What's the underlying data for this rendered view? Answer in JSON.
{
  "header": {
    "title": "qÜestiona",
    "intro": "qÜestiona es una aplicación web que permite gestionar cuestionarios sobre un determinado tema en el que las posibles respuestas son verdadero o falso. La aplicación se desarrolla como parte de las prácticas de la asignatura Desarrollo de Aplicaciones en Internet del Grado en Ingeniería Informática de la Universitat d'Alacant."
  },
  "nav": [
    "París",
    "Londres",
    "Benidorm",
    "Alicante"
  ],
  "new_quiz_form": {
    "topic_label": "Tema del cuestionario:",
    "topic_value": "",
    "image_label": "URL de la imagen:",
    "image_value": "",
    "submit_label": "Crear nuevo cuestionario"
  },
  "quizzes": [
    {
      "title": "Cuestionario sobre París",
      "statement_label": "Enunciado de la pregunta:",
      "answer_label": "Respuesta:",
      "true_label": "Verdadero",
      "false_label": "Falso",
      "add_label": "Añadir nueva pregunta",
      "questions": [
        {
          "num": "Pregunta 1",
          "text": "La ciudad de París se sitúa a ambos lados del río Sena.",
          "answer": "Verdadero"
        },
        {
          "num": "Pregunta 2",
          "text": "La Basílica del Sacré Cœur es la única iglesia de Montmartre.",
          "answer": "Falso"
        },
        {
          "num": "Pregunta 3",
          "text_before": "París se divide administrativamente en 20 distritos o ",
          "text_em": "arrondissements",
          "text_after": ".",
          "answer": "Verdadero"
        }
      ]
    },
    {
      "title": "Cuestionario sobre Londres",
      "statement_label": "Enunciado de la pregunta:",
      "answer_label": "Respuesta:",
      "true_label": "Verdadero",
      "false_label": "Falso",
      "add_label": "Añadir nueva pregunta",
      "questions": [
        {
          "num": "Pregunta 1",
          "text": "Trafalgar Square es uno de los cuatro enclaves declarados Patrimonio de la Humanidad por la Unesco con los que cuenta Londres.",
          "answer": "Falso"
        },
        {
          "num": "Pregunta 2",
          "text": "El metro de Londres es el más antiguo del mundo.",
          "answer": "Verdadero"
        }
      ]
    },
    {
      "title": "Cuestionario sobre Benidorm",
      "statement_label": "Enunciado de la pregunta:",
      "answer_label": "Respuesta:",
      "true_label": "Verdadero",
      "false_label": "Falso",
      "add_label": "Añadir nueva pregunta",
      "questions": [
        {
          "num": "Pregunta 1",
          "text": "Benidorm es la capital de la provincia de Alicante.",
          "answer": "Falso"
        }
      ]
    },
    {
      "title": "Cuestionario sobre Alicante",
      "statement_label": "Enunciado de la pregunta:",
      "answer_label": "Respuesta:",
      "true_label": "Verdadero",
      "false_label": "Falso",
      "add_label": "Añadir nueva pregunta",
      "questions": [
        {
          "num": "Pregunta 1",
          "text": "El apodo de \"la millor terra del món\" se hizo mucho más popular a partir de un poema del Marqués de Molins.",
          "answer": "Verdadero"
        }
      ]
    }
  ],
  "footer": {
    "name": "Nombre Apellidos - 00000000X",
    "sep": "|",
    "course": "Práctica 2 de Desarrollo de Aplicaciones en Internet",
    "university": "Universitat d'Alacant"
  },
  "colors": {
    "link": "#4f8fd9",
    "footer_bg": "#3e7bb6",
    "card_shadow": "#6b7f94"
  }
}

::::::::

• _Exercise aim_: Nothing in the listing may be changed; retype it all exactly.

• _Reply_:
What's the underlying data for this rendered view? Answer in JSON.
{
  "header": {
    "title": "qÜestiona",
    "intro": "qÜestiona es una aplicación web que permite gestionar cuestionarios sobre un determinado tema en el que las posibles respuestas son verdadero o falso. La aplicación se desarrolla como parte de las prácticas de la asignatura Desarrollo de Aplicaciones en Internet del Grado en Ingeniería Informática de la Universitat d'Alacant."
  },
  "nav": [
    "París",
    "Londres",
    "Benidorm",
    "Alicante"
  ],
  "new_quiz_form": {
    "topic_label": "Tema del cuestionario:",
    "topic_value": "",
    "image_label": "URL de la imagen:",
    "image_value": "",
    "submit_label": "Crear nuevo cuestionario"
  },
  "quizzes": [
    {
      "title": "Cuestionario sobre París",
      "statement_label": "Enunciado de la pregunta:",
      "answer_label": "Respuesta:",
      "true_label": "Verdadero",
      "false_label": "Falso",
      "add_label": "Añadir nueva pregunta",
      "questions": [
        {
          "num": "Pregunta 1",
          "text": "La ciudad de París se sitúa a ambos lados del río Sena.",
          "answer": "Verdadero"
        },
        {
          "num": "Pregunta 2",
          "text": "La Basílica del Sacré Cœur es la única iglesia de Montmartre.",
          "answer": "Falso"
        },
        {
          "num": "Pregunta 3",
          "text_before": "París se divide administrativamente en 20 distritos o ",
          "text_em": "arrondissements",
          "text_after": ".",
          "answer": "Verdadero"
        }
      ]
    },
    {
      "title": "Cuestionario sobre Londres",
      "statement_label": "Enunciado de la pregunta:",
      "answer_label": "Respuesta:",
      "true_label": "Verdadero",
      "false_label": "Falso",
      "add_label": "Añadir nueva pregunta",
      "questions": [
        {
          "num": "Pregunta 1",
          "text": "Trafalgar Square es uno de los cuatro enclaves declarados Patrimonio de la Humanidad por la Unesco con los que cuenta Londres.",
          "answer": "Falso"
        },
        {
          "num": "Pregunta 2",
          "text": "El metro de Londres es el más antiguo del mundo.",
          "answer": "Verdadero"
        }
      ]
    },
    {
      "title": "Cuestionario sobre Benidorm",
      "statement_label": "Enunciado de la pregunta:",
      "answer_label": "Respuesta:",
      "true_label": "Verdadero",
      "false_label": "Falso",
      "add_label": "Añadir nueva pregunta",
      "questions": [
        {
          "num": "Pregunta 1",
          "text": "Benidorm es la capital de la provincia de Alicante.",
          "answer": "Falso"
        }
      ]
    },
    {
      "title": "Cuestionario sobre Alicante",
      "statement_label": "Enunciado de la pregunta:",
      "answer_label": "Respuesta:",
      "true_label": "Verdadero",
      "false_label": "Falso",
      "add_label": "Añadir nueva pregunta",
      "questions": [
        {
          "num": "Pregunta 1",
          "text": "El apodo de \"la millor terra del món\" se hizo mucho más popular a partir de un poema del Marqués de Molins.",
          "answer": "Verdadero"
        }
      ]
    }
  ],
  "footer": {
    "name": "Nombre Apellidos - 00000000X",
    "sep": "|",
    "course": "Práctica 2 de Desarrollo de Aplicaciones en Internet",
    "university": "Universitat d'Alacant"
  },
  "colors": {
    "link": "#4f8fd9",
    "footer_bg": "#3e7bb6",
    "card_shadow": "#6b7f94"
  }
}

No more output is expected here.